Quoted passage >>

VINF icon indicating copy to clipboard operation
VINF copied to clipboard

Refactor flow model with tf.bijector

Open pierresegonne opened this issue 4 years ago • 3 comments

I tried on my own to improve on the keras model implementation of the flows which in my opinion is not as adapted to handle probabilistic layers as what the tensorflow probability package provides. Nevertheless, this attempt failed and I opened a stackoverflow issue to see if anyone had a solution to the problem I encountered. See if any of the answers from https://stackoverflow.com/questions/61717694/embed-trainable-bijector-into-keras-model/62284510#62284510 are valid

pierresegonne avatar Jul 03 '20 06:07 pierresegonne

Any progress on this? Or a suggestion where to start?

kaijennissen avatar Jul 07 '21 16:07 kaijennissen

Hi @kaijennissen,

I did not come back to this issue since I created it, so unfortunately no progress has been made.

Happy to guide you, what's your motivation for wanting to use the tf.bijector ? :)

pierresegonne avatar Jul 08 '21 12:07 pierresegonne

Hi,

I'm interested in probabilistic deep learning and would like to use normalizing flows to build more expressive posteriors for the weights in a neural network. In my opinion tensorflow-probability already provides all the necessary pieces to build such a model (chain a few bijectors, use them to transform a base distribution and then learn the parameters of the bijector). I've build a small toy example which works as expected (code below). The next steps was be to build a cusom layer that could replace the DistributionLambda layer. But when subclassing the DistributionLambda layer the parameters of the bijector are not tracked (they are attributes of the class) . I thought you maybe came across similar problems? Or do you think this is the wrong way and I should subclass tf.keras.Layers?

def posterior_trainable_bijector(kernel_size, bias_size=0, dtype=None):
    n = kernel_size + bias_size
    c = np.log(np.expm1(1.0))

Data lines >>
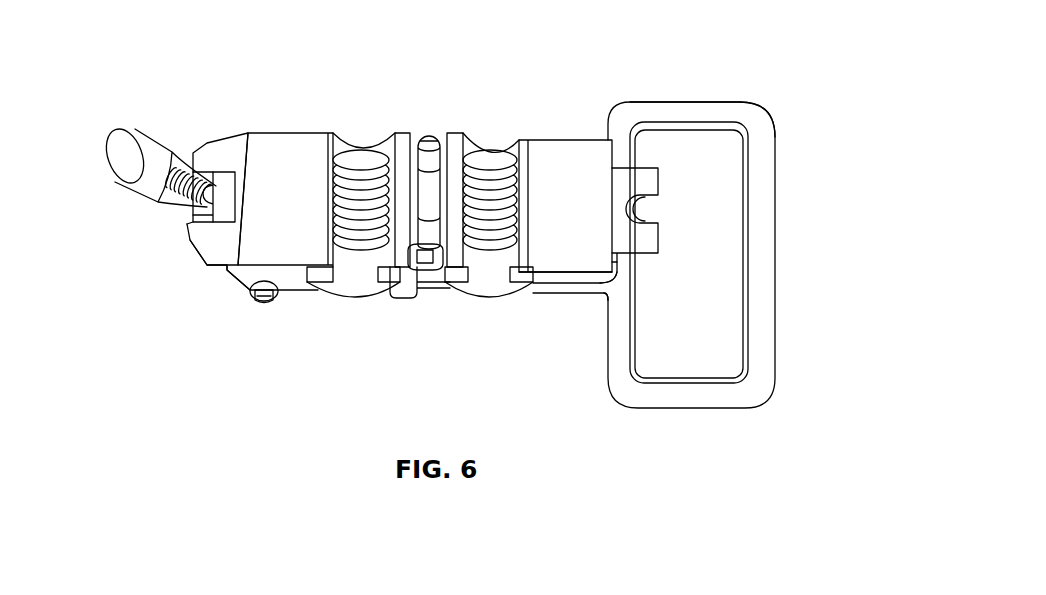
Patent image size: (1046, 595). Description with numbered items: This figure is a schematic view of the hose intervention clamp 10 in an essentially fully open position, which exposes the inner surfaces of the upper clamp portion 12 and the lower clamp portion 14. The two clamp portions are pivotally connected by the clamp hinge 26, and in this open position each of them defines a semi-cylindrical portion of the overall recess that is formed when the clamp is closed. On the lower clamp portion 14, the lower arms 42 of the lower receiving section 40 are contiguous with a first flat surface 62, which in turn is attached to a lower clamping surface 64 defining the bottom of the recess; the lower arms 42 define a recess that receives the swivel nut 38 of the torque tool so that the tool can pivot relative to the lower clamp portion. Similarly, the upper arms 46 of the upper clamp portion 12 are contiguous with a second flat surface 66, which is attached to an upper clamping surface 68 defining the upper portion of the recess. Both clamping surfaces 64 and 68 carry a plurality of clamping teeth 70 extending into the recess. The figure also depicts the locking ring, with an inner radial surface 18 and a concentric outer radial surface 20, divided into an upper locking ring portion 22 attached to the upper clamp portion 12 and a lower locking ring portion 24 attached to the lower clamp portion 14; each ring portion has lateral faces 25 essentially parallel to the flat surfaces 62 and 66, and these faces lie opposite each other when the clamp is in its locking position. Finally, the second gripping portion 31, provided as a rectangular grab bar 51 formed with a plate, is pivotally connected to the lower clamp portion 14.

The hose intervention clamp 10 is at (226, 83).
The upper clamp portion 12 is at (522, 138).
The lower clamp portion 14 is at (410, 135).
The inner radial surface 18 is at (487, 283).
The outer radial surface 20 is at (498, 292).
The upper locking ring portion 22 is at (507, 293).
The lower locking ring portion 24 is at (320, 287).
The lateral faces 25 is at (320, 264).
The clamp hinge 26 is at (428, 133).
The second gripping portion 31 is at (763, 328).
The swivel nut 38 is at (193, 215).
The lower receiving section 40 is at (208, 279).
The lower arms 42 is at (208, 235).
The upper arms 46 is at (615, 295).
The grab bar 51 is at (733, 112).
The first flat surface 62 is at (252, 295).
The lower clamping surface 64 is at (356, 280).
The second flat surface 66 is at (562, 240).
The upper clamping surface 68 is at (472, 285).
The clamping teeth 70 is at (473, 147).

==

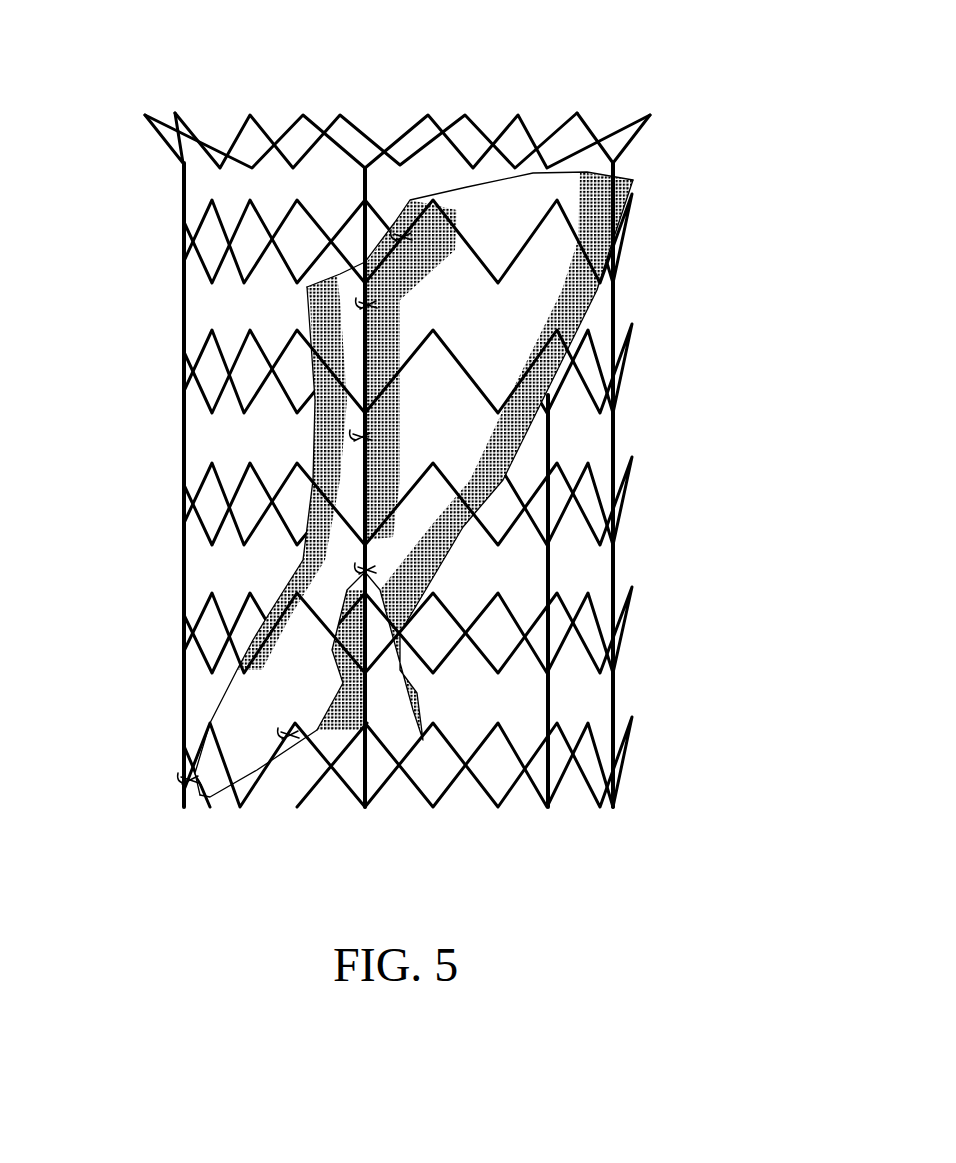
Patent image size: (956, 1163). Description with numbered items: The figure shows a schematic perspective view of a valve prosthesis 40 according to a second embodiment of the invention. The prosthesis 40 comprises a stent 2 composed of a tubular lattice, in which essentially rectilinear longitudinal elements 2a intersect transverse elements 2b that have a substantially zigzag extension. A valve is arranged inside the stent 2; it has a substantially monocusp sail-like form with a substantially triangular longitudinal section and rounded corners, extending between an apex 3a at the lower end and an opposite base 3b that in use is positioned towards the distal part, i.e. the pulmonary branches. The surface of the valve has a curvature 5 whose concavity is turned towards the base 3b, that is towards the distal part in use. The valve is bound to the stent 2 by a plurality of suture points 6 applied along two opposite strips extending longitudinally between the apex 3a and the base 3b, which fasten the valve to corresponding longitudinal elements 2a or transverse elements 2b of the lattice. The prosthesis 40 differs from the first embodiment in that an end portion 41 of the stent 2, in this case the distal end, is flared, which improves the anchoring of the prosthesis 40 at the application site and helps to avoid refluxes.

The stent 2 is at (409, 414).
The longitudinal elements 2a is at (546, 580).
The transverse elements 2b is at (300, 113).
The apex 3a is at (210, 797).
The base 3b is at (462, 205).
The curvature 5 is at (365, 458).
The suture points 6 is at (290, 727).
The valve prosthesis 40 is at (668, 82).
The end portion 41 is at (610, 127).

==

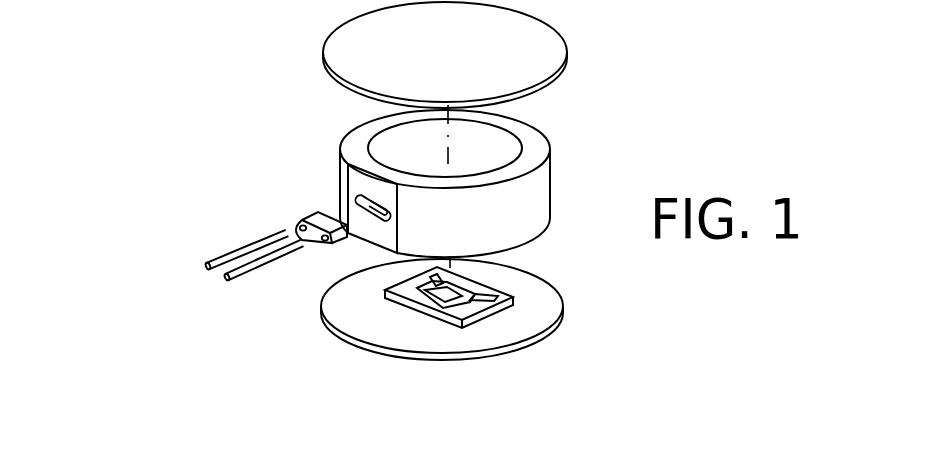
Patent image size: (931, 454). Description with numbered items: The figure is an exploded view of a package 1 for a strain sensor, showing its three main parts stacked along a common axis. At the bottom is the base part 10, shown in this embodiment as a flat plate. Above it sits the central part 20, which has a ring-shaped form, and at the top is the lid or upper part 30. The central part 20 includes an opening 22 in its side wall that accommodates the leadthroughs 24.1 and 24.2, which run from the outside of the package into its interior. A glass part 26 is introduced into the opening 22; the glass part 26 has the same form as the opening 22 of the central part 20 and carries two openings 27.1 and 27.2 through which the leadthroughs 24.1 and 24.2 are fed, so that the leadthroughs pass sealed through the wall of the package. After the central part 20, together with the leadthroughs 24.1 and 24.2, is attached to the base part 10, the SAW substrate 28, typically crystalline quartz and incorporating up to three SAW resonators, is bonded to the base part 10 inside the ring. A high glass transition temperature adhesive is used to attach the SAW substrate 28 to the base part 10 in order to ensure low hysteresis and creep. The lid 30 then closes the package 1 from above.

List of tasks >>
1. Answer these questions about the issue thread.
(a) On which site did pierresegonne open an issue to look for a solution?
(b) Which layer did kaijennissen want a custom layer to replace?
(c) For what does kaijennissen want to use normalizing flows?
2. In the records, rewrite the lines from the one containing "Patent image size: (956, 1163)." up to and including the one containing "The apex 3a is at (210, 797).", substituting "isometric" for "perspective" and leaving everything else unchanged.

Solutions to the exercise >>
1.
(a) Stack Overflow.
(b) The DistributionLambda layer.
(c) To build more expressive posteriors for the weights in a neural network.

2.
Patent image size: (956, 1163). Description with numbered items: The figure shows a schematic isometric view of a valve prosthesis 40 according to a second embodiment of the invention. The prosthesis 40 comprises a stent 2 composed of a tubular lattice, in which essentially rectilinear longitudinal elements 2a intersect transverse elements 2b that have a substantially zigzag extension. A valve is arranged inside the stent 2; it has a substantially monocusp sail-like form with a substantially triangular longitudinal section and rounded corners, extending between an apex 3a at the lower end and an opposite base 3b that in use is positioned towards the distal part, i.e. the pulmonary branches. The surface of the valve has a curvature 5 whose concavity is turned towards the base 3b, that is towards the distal part in use. The valve is bound to the stent 2 by a plurality of suture points 6 applied along two opposite strips extending longitudinally between the apex 3a and the base 3b, which fasten the valve to corresponding longitudinal elements 2a or transverse elements 2b of the lattice. The prosthesis 40 differs from the first embodiment in that an end portion 41 of the stent 2, in this case the distal end, is flared, which improves the anchoring of the prosthesis 40 at the application site and helps to avoid refluxes.

The stent 2 is at (409, 414).
The longitudinal elements 2a is at (546, 580).
The transverse elements 2b is at (300, 113).
The apex 3a is at (210, 797).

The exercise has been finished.